GIVEN PROBLEM -
How many lines in the entries below contain "title"? Answer with the number only.
------------
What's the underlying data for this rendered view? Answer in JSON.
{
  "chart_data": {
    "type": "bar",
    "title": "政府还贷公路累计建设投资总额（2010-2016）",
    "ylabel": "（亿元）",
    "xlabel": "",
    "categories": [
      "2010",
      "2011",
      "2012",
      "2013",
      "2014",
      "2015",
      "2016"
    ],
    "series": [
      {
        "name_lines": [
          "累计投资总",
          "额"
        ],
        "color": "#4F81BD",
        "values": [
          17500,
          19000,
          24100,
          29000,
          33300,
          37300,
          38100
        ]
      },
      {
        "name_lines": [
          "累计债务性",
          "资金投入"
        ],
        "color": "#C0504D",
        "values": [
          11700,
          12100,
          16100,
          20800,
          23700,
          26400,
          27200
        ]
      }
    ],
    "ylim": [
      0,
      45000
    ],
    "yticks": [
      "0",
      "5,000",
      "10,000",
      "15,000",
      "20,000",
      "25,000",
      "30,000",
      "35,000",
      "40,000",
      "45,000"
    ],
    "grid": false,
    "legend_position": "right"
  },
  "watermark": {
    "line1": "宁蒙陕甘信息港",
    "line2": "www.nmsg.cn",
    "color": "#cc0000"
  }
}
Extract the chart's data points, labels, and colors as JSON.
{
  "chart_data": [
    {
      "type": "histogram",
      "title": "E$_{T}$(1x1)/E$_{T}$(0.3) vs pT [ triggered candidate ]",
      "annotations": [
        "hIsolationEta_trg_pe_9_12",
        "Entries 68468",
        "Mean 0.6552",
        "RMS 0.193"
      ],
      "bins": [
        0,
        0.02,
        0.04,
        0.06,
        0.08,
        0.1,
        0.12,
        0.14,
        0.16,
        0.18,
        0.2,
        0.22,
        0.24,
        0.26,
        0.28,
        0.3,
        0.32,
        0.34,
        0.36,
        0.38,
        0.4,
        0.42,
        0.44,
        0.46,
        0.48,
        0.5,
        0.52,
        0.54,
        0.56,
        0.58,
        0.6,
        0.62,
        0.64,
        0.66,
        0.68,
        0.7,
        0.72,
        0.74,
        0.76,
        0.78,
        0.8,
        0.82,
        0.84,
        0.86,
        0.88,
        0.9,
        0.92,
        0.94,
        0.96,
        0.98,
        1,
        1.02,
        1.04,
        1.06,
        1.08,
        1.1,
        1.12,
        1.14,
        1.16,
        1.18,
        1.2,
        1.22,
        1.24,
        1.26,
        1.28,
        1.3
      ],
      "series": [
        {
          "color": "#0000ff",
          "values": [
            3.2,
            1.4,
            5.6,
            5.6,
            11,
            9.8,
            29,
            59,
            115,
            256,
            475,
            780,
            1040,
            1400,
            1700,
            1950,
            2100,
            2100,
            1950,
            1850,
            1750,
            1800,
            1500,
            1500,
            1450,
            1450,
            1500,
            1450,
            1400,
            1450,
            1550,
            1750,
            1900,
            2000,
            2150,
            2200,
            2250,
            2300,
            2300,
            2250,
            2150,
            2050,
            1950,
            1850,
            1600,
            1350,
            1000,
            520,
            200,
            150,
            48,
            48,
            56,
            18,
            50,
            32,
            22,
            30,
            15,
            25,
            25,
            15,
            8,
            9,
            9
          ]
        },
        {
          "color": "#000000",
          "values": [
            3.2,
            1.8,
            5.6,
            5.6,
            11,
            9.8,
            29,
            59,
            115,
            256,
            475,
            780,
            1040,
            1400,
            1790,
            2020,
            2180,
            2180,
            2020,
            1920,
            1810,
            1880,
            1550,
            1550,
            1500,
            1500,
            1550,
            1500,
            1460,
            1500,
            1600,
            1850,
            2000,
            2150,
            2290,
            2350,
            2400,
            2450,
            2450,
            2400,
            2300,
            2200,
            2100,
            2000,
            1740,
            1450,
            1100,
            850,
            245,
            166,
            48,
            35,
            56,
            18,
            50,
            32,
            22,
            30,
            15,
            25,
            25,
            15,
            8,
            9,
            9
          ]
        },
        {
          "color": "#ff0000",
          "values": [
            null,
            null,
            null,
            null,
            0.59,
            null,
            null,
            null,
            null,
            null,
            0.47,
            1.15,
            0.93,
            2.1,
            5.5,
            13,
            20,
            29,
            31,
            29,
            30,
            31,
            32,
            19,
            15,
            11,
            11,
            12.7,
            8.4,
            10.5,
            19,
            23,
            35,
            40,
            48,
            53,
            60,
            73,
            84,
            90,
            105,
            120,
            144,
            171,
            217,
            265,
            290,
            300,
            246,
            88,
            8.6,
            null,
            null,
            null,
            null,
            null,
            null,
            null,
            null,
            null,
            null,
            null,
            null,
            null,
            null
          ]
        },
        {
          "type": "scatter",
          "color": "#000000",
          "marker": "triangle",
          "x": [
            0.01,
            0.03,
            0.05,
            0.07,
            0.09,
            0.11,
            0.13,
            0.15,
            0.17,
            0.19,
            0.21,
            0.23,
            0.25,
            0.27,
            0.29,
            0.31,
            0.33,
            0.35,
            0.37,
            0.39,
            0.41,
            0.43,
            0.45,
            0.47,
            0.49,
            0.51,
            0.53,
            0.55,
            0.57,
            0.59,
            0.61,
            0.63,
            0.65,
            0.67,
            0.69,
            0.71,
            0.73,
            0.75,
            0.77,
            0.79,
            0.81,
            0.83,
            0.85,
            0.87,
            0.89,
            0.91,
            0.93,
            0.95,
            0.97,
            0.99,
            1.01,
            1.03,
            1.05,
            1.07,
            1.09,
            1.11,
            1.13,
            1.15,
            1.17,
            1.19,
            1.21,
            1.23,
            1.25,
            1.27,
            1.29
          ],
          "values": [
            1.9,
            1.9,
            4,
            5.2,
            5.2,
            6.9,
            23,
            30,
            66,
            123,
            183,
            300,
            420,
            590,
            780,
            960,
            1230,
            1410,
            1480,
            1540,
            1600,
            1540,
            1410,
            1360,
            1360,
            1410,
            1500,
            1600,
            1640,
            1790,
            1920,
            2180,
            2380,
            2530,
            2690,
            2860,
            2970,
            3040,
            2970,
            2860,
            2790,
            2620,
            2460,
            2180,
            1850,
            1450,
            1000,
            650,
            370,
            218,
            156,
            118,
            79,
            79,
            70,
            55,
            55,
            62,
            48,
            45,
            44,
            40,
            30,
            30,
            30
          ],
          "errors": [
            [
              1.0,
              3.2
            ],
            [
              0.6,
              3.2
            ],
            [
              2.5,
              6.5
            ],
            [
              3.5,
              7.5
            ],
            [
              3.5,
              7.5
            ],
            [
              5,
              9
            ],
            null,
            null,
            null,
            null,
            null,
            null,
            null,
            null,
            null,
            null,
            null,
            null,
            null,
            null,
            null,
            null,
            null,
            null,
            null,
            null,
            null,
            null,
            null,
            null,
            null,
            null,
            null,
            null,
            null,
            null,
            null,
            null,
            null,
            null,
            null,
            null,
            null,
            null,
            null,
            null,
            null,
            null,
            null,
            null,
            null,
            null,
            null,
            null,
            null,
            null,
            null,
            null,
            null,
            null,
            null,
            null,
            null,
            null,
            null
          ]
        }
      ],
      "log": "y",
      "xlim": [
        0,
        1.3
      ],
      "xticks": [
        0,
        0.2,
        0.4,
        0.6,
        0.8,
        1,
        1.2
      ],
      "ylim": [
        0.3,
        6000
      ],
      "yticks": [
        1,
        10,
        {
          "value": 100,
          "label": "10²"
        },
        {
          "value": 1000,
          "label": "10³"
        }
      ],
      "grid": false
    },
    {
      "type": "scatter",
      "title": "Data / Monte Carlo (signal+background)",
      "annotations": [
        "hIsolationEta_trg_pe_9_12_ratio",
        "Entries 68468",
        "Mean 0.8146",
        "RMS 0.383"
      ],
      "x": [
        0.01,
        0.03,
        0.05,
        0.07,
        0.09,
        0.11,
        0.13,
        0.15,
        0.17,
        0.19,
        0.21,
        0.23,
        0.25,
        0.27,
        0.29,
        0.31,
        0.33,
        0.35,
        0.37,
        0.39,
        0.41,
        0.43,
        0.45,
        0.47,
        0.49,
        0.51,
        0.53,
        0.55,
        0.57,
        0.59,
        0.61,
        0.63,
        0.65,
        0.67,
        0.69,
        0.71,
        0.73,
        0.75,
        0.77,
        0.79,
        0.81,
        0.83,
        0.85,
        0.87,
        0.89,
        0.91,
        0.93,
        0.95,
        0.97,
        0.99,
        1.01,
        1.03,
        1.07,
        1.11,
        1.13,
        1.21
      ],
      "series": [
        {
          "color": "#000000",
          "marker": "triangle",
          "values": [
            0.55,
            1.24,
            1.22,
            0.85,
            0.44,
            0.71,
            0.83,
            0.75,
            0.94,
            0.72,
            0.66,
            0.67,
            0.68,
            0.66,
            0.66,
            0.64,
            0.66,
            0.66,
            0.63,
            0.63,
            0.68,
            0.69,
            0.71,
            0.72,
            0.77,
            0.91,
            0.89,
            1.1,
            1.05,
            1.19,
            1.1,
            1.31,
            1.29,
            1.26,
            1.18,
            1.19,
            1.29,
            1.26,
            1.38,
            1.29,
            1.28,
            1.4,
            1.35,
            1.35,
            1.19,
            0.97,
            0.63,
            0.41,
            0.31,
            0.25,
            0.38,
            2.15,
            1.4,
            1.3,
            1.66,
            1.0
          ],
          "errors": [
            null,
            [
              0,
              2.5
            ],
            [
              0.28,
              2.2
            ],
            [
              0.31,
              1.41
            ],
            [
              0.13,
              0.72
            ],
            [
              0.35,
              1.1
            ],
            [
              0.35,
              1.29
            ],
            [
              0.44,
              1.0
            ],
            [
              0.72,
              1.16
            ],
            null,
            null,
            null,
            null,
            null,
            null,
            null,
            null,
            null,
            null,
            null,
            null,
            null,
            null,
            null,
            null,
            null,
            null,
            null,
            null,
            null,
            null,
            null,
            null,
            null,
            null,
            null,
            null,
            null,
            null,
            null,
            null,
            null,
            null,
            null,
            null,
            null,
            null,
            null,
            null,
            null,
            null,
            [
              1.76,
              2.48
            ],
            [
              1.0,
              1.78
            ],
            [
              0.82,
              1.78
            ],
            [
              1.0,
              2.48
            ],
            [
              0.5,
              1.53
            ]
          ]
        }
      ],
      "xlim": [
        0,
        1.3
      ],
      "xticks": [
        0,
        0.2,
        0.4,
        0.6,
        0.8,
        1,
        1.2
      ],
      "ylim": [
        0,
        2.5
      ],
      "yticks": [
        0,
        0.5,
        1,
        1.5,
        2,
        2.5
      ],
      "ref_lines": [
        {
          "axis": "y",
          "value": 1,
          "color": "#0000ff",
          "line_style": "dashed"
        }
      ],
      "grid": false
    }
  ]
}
------------
PROBLEM SOLUTION -
3